Edit the material from its start through the line containing "bar-day-8 bbox=[339, 243, 365, 608]", replacing "arrow-shaft" with "arrow-stem" and leaving everything else unchanged. Give back only those lines.

--- START GIVEN DATA ---

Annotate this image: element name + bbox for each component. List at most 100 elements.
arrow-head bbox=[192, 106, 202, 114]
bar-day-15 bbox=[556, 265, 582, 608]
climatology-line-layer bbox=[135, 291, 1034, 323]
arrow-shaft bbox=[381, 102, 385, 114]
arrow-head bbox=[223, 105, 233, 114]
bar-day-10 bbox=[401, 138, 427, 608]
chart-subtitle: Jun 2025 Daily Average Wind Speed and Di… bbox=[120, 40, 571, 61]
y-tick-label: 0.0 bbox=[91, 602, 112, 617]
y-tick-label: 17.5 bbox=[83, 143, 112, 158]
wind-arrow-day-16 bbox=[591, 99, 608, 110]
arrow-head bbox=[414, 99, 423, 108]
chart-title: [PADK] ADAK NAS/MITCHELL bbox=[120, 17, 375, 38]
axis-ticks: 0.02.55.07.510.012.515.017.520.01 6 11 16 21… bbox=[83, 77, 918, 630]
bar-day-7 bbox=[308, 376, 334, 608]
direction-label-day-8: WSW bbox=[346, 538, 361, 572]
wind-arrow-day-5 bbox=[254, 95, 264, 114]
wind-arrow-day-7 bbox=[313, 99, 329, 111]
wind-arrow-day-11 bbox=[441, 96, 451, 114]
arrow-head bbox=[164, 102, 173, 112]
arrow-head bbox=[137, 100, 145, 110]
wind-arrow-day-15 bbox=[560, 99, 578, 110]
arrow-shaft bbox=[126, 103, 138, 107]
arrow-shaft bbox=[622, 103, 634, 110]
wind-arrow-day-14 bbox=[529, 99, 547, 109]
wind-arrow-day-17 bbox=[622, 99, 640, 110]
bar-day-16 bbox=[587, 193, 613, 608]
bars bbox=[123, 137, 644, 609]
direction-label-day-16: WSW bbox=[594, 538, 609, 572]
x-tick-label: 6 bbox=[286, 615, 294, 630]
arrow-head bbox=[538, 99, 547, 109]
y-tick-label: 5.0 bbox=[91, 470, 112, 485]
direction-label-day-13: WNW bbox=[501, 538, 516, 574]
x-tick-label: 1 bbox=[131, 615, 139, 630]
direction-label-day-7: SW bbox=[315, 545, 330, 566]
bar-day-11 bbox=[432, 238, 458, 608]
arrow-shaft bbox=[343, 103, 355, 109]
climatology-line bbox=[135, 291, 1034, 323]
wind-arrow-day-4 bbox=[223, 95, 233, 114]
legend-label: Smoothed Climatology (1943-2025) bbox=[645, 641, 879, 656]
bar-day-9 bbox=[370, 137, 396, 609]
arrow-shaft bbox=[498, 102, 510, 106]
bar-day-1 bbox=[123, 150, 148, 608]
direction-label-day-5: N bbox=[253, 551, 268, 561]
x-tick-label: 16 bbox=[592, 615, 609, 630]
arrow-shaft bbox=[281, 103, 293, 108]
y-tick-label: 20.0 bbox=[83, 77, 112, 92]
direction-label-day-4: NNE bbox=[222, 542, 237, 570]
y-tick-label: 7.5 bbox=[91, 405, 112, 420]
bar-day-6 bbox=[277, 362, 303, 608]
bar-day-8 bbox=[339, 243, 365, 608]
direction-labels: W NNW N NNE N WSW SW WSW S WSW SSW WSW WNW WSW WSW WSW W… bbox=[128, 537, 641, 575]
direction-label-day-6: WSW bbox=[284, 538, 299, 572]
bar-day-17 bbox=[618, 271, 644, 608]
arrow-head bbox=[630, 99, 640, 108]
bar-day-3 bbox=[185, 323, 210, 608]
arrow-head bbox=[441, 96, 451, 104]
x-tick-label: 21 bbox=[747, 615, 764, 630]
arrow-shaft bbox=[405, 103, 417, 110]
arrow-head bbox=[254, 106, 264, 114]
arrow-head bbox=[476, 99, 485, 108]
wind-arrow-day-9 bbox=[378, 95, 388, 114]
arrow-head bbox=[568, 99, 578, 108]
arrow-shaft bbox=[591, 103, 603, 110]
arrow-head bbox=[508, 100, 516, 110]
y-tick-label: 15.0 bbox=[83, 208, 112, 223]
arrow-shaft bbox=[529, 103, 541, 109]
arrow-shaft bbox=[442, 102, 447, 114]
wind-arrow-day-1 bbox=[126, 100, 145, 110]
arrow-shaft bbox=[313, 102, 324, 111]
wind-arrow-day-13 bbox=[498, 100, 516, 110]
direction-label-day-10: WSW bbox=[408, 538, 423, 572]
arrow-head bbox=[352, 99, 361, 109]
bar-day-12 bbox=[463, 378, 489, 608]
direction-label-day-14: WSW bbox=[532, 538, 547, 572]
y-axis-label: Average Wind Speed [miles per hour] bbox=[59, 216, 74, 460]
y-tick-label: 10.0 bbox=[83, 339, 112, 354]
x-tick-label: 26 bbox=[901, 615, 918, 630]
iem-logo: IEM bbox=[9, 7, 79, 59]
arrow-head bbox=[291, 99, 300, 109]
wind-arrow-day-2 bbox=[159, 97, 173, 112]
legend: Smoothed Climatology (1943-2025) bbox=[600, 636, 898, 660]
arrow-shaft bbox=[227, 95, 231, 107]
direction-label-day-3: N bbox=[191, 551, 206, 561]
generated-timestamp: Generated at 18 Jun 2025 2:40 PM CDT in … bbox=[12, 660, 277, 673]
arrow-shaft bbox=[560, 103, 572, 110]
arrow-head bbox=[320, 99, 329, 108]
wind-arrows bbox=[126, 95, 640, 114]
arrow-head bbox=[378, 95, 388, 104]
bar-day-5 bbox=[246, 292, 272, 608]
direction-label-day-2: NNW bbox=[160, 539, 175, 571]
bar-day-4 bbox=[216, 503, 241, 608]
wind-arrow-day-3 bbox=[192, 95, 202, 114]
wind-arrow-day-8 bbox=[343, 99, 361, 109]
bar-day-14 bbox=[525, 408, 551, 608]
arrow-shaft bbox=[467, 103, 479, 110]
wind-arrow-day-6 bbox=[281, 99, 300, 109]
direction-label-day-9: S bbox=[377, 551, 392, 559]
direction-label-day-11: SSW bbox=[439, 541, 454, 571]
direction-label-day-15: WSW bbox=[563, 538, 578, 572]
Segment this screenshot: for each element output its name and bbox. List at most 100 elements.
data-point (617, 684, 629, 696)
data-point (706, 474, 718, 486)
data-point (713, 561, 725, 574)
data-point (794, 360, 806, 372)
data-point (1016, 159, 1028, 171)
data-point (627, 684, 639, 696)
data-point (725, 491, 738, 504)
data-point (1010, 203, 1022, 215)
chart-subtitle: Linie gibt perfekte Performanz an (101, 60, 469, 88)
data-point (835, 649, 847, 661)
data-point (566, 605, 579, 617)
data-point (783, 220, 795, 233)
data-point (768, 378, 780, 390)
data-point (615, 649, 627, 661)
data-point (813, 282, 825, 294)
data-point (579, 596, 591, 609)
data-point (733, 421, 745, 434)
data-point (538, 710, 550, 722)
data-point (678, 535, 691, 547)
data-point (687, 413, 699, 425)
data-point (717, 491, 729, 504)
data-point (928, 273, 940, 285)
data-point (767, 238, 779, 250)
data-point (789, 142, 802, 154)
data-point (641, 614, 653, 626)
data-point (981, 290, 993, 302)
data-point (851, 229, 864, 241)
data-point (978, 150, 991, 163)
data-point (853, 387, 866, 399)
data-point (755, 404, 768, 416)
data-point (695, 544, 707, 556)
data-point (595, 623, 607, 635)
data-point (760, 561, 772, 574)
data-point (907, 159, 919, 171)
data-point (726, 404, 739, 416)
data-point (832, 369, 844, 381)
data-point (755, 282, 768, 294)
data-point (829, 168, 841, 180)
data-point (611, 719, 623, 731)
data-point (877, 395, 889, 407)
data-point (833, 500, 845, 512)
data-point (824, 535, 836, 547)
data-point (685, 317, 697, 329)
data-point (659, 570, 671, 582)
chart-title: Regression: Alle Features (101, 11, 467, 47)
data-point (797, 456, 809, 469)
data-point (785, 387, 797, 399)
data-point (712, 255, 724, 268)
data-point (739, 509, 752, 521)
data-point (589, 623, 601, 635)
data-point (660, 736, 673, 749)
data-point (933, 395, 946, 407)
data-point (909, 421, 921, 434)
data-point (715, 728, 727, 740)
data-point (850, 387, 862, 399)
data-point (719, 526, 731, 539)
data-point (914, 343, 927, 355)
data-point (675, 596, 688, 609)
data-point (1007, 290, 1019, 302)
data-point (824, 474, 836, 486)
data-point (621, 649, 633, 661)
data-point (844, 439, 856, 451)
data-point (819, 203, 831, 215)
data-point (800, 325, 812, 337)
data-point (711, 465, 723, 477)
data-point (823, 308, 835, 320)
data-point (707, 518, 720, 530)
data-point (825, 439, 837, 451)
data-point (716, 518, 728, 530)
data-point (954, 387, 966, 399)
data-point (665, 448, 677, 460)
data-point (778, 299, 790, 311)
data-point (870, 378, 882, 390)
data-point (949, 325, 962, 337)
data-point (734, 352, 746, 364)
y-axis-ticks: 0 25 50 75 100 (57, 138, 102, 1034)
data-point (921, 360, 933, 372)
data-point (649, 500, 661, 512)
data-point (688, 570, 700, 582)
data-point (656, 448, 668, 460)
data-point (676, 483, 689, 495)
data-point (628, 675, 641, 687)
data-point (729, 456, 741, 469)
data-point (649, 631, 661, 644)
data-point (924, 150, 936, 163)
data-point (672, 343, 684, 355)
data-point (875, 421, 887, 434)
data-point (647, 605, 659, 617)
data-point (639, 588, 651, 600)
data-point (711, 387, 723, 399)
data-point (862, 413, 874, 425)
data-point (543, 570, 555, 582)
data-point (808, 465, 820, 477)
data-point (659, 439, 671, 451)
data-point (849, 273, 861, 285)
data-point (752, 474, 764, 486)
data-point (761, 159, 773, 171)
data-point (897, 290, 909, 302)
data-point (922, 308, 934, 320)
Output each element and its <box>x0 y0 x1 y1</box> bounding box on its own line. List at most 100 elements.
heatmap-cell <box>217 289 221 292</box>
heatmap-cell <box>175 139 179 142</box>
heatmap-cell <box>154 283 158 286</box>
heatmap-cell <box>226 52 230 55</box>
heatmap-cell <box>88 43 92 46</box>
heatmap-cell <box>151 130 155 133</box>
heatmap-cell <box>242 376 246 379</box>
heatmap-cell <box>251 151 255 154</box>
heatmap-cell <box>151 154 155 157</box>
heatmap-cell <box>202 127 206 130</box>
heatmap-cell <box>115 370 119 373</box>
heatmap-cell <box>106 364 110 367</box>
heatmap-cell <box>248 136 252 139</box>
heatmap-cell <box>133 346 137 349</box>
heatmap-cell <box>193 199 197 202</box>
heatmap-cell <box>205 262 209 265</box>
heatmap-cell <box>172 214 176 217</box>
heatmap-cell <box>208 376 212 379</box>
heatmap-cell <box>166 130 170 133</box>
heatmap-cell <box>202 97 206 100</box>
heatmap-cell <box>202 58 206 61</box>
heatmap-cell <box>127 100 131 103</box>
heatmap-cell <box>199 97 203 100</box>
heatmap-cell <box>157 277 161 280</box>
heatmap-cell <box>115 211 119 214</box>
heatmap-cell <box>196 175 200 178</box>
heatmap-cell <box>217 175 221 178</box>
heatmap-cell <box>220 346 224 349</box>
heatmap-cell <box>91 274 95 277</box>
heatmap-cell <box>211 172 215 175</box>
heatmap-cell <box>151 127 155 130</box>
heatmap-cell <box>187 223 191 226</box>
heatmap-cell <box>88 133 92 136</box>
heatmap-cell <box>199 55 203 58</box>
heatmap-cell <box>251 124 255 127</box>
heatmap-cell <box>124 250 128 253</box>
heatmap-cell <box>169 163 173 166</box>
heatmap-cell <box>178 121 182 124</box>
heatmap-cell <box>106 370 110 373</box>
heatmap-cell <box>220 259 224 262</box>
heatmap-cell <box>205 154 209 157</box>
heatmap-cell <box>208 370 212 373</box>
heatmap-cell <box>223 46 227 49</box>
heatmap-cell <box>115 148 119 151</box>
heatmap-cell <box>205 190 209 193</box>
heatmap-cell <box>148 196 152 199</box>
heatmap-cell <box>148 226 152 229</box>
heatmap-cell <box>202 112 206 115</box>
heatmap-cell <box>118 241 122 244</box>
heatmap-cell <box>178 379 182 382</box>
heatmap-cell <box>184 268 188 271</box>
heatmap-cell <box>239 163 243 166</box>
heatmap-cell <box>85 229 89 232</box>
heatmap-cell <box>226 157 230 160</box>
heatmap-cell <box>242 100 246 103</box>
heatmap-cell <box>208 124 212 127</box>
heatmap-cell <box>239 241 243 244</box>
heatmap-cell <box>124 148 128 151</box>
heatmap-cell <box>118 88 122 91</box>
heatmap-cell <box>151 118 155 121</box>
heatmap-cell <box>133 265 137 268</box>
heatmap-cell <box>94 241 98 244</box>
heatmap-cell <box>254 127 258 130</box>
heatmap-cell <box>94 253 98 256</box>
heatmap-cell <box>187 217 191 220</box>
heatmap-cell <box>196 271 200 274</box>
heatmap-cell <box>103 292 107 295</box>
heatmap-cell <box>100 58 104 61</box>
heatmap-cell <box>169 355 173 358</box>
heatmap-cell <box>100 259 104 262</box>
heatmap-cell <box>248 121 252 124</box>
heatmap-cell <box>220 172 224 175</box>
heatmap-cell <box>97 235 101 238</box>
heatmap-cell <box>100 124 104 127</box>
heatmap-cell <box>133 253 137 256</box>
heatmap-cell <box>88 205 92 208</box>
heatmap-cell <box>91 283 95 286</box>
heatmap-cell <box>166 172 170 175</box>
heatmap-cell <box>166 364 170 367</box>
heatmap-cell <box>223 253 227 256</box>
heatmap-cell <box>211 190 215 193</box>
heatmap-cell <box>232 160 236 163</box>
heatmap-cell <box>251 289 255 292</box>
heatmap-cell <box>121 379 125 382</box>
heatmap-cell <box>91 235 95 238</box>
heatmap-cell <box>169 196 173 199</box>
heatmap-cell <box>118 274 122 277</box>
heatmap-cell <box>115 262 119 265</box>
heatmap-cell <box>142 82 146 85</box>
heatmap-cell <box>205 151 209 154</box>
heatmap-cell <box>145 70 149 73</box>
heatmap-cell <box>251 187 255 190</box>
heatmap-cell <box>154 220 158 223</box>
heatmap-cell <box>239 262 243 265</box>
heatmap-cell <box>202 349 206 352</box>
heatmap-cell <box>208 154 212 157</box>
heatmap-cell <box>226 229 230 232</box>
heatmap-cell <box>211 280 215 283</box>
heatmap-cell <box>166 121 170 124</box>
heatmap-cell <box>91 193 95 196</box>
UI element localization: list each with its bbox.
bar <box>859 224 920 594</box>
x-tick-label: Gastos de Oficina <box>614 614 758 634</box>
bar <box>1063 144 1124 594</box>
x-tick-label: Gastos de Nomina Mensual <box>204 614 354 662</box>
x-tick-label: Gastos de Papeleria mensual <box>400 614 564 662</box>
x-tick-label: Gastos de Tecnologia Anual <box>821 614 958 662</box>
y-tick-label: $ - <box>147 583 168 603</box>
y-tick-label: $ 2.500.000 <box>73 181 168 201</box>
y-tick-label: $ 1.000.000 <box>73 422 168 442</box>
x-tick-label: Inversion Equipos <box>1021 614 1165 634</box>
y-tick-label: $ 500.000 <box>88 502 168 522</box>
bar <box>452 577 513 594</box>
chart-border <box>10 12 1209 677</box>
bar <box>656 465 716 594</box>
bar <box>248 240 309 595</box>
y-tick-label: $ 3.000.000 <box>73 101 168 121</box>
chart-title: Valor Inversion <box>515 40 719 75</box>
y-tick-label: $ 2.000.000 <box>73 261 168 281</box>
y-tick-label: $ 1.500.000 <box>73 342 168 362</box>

--- END GIVEN DATA ---

EXERCISE RESPONSE:
Annotate this image: element name + bbox for each component. List at most 100 elements.
arrow-head bbox=[192, 106, 202, 114]
bar-day-15 bbox=[556, 265, 582, 608]
climatology-line-layer bbox=[135, 291, 1034, 323]
arrow-stem bbox=[381, 102, 385, 114]
arrow-head bbox=[223, 105, 233, 114]
bar-day-10 bbox=[401, 138, 427, 608]
chart-subtitle: Jun 2025 Daily Average Wind Speed and Di… bbox=[120, 40, 571, 61]
y-tick-label: 0.0 bbox=[91, 602, 112, 617]
y-tick-label: 17.5 bbox=[83, 143, 112, 158]
wind-arrow-day-16 bbox=[591, 99, 608, 110]
arrow-head bbox=[414, 99, 423, 108]
chart-title: [PADK] ADAK NAS/MITCHELL bbox=[120, 17, 375, 38]
axis-ticks: 0.02.55.07.510.012.515.017.520.01 6 11 16 21… bbox=[83, 77, 918, 630]
bar-day-7 bbox=[308, 376, 334, 608]
direction-label-day-8: WSW bbox=[346, 538, 361, 572]
wind-arrow-day-5 bbox=[254, 95, 264, 114]
wind-arrow-day-7 bbox=[313, 99, 329, 111]
wind-arrow-day-11 bbox=[441, 96, 451, 114]
arrow-head bbox=[164, 102, 173, 112]
arrow-head bbox=[137, 100, 145, 110]
wind-arrow-day-15 bbox=[560, 99, 578, 110]
arrow-stem bbox=[126, 103, 138, 107]
arrow-stem bbox=[622, 103, 634, 110]
wind-arrow-day-14 bbox=[529, 99, 547, 109]
wind-arrow-day-17 bbox=[622, 99, 640, 110]
bar-day-16 bbox=[587, 193, 613, 608]
bars bbox=[123, 137, 644, 609]
direction-label-day-16: WSW bbox=[594, 538, 609, 572]
x-tick-label: 6 bbox=[286, 615, 294, 630]
arrow-head bbox=[538, 99, 547, 109]
y-tick-label: 5.0 bbox=[91, 470, 112, 485]
direction-label-day-13: WNW bbox=[501, 538, 516, 574]
x-tick-label: 1 bbox=[131, 615, 139, 630]
direction-label-day-7: SW bbox=[315, 545, 330, 566]
bar-day-11 bbox=[432, 238, 458, 608]
arrow-stem bbox=[343, 103, 355, 109]
climatology-line bbox=[135, 291, 1034, 323]
wind-arrow-day-4 bbox=[223, 95, 233, 114]
legend-label: Smoothed Climatology (1943-2025) bbox=[645, 641, 879, 656]
bar-day-9 bbox=[370, 137, 396, 609]
arrow-stem bbox=[498, 102, 510, 106]
bar-day-1 bbox=[123, 150, 148, 608]
direction-label-day-5: N bbox=[253, 551, 268, 561]
x-tick-label: 16 bbox=[592, 615, 609, 630]
arrow-stem bbox=[281, 103, 293, 108]
y-tick-label: 20.0 bbox=[83, 77, 112, 92]
direction-label-day-4: NNE bbox=[222, 542, 237, 570]
y-tick-label: 7.5 bbox=[91, 405, 112, 420]
bar-day-6 bbox=[277, 362, 303, 608]
bar-day-8 bbox=[339, 243, 365, 608]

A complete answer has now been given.